** To be done **
Copy out every line of the data exactly.

** Items from a figure collection **

▬▬▬

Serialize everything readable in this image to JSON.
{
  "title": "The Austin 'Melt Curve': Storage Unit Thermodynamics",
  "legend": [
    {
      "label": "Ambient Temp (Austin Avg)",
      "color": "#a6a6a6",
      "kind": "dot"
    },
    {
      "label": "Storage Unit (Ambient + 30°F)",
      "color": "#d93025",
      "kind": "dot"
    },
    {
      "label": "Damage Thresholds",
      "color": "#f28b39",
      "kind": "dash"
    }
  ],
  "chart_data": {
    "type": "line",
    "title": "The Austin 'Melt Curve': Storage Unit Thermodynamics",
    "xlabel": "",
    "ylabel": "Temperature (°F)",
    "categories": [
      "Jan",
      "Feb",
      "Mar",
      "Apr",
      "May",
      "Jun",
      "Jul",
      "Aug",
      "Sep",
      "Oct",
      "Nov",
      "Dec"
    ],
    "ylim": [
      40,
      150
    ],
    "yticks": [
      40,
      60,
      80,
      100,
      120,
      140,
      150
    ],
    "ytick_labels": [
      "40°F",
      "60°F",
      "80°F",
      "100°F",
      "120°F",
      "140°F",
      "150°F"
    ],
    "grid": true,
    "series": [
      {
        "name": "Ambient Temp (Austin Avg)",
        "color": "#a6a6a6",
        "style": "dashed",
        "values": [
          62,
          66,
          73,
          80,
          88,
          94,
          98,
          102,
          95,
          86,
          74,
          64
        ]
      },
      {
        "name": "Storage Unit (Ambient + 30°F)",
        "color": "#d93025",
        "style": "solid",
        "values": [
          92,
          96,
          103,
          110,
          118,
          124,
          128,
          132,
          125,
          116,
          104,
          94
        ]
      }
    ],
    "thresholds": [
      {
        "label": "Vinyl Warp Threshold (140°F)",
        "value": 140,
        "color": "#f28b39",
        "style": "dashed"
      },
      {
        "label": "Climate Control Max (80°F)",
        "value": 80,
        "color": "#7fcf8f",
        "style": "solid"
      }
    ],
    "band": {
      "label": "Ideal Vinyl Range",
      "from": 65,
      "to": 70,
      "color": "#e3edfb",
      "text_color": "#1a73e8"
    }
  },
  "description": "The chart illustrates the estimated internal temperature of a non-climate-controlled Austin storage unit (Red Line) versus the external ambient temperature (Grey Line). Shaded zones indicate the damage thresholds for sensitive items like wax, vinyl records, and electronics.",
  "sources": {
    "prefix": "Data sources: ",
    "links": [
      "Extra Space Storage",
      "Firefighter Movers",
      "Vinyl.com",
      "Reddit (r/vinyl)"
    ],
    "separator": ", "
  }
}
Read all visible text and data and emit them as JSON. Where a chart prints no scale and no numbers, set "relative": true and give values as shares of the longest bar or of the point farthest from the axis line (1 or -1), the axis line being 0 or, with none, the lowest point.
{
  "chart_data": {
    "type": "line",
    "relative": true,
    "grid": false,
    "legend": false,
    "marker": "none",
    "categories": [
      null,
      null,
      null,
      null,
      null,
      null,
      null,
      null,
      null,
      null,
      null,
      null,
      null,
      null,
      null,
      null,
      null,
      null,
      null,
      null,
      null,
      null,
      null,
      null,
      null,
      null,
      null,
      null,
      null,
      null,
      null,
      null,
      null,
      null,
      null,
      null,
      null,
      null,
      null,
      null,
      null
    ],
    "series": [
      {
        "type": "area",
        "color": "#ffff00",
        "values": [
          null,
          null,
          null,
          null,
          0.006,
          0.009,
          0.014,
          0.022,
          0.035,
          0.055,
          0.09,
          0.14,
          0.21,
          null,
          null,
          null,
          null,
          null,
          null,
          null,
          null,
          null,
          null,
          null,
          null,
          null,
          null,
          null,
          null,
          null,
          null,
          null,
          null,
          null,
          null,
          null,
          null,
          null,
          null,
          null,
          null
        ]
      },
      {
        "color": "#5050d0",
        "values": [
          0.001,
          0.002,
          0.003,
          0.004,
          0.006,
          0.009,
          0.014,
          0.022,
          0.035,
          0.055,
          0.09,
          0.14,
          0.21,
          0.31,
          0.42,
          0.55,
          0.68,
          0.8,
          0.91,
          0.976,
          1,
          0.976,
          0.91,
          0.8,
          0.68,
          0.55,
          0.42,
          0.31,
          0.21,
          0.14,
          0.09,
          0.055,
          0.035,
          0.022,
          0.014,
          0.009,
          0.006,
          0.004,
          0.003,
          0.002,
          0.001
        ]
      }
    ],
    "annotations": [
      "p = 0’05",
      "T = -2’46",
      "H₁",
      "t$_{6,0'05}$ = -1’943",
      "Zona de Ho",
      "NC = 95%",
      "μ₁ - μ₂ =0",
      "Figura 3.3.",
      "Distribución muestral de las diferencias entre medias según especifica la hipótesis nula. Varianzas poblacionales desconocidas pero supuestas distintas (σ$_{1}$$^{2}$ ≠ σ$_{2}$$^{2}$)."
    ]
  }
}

▬▬▬

** Response **
Serialize everything readable in this image to JSON.
{
  "title": "The Austin 'Melt Curve': Storage Unit Thermodynamics",
  "legend": [
    {
      "label": "Ambient Temp (Austin Avg)",
      "color": "#a6a6a6",
      "kind": "dot"
    },
    {
      "label": "Storage Unit (Ambient + 30°F)",
      "color": "#d93025",
      "kind": "dot"
    },
    {
      "label": "Damage Thresholds",
      "color": "#f28b39",
      "kind": "dash"
    }
  ],
  "chart_data": {
    "type": "line",
    "title": "The Austin 'Melt Curve': Storage Unit Thermodynamics",
    "xlabel": "",
    "ylabel": "Temperature (°F)",
    "categories": [
      "Jan",
      "Feb",
      "Mar",
      "Apr",
      "May",
      "Jun",
      "Jul",
      "Aug",
      "Sep",
      "Oct",
      "Nov",
      "Dec"
    ],
    "ylim": [
      40,
      150
    ],
    "yticks": [
      40,
      60,
      80,
      100,
      120,
      140,
      150
    ],
    "ytick_labels": [
      "40°F",
      "60°F",
      "80°F",
      "100°F",
      "120°F",
      "140°F",
      "150°F"
    ],
    "grid": true,
    "series": [
      {
        "name": "Ambient Temp (Austin Avg)",
        "color": "#a6a6a6",
        "style": "dashed",
        "values": [
          62,
          66,
          73,
          80,
          88,
          94,
          98,
          102,
          95,
          86,
          74,
          64
        ]
      },
      {
        "name": "Storage Unit (Ambient + 30°F)",
        "color": "#d93025",
        "style": "solid",
        "values": [
          92,
          96,
          103,
          110,
          118,
          124,
          128,
          132,
          125,
          116,
          104,
          94
        ]
      }
    ],
    "thresholds": [
      {
        "label": "Vinyl Warp Threshold (140°F)",
        "value": 140,
        "color": "#f28b39",
        "style": "dashed"
      },
      {
        "label": "Climate Control Max (80°F)",
        "value": 80,
        "color": "#7fcf8f",
        "style": "solid"
      }
    ],
    "band": {
      "label": "Ideal Vinyl Range",
      "from": 65,
      "to": 70,
      "color": "#e3edfb",
      "text_color": "#1a73e8"
    }
  },
  "description": "The chart illustrates the estimated internal temperature of a non-climate-controlled Austin storage unit (Red Line) versus the external ambient temperature (Grey Line). Shaded zones indicate the damage thresholds for sensitive items like wax, vinyl records, and electronics.",
  "sources": {
    "prefix": "Data sources: ",
    "links": [
      "Extra Space Storage",
      "Firefighter Movers",
      "Vinyl.com",
      "Reddit (r/vinyl)"
    ],
    "separator": ", "
  }
}
Read all visible text and data and emit them as JSON. Where a chart prints no scale and no numbers, set "relative": true and give values as shares of the longest bar or of the point farthest from the axis line (1 or -1), the axis line being 0 or, with none, the lowest point.
{
  "chart_data": {
    "type": "line",
    "relative": true,
    "grid": false,
    "legend": false,
    "marker": "none",
    "categories": [
      null,
      null,
      null,
      null,
      null,
      null,
      null,
      null,
      null,
      null,
      null,
      null,
      null,
      null,
      null,
      null,
      null,
      null,
      null,
      null,
      null,
      null,
      null,
      null,
      null,
      null,
      null,
      null,
      null,
      null,
      null,
      null,
      null,
      null,
      null,
      null,
      null,
      null,
      null,
      null,
      null
    ],
    "series": [
      {
        "type": "area",
        "color": "#ffff00",
        "values": [
          null,
          null,
          null,
          null,
          0.006,
          0.009,
          0.014,
          0.022,
          0.035,
          0.055,
          0.09,
          0.14,
          0.21,
          null,
          null,
          null,
          null,
          null,
          null,
          null,
          null,
          null,
          null,
          null,
          null,
          null,
          null,
          null,
          null,
          null,
          null,
          null,
          null,
          null,
          null,
          null,
          null,
          null,
          null,
          null,
          null
        ]
      },
      {
        "color": "#5050d0",
        "values": [
          0.001,
          0.002,
          0.003,
          0.004,
          0.006,
          0.009,
          0.014,
          0.022,
          0.035,
          0.055,
          0.09,
          0.14,
          0.21,
          0.31,
          0.42,
          0.55,
          0.68,
          0.8,
          0.91,
          0.976,
          1,
          0.976,
          0.91,
          0.8,
          0.68,
          0.55,
          0.42,
          0.31,
          0.21,
          0.14,
          0.09,
          0.055,
          0.035,
          0.022,
          0.014,
          0.009,
          0.006,
          0.004,
          0.003,
          0.002,
          0.001
        ]
      }
    ],
    "annotations": [
      "p = 0’05",
      "T = -2’46",
      "H₁",
      "t$_{6,0'05}$ = -1’943",
      "Zona de Ho",
      "NC = 95%",
      "μ₁ - μ₂ =0",
      "Figura 3.3.",
      "Distribución muestral de las diferencias entre medias según especifica la hipótesis nula. Varianzas poblacionales desconocidas pero supuestas distintas (σ$_{1}$$^{2}$ ≠ σ$_{2}$$^{2}$)."
    ]
  }
}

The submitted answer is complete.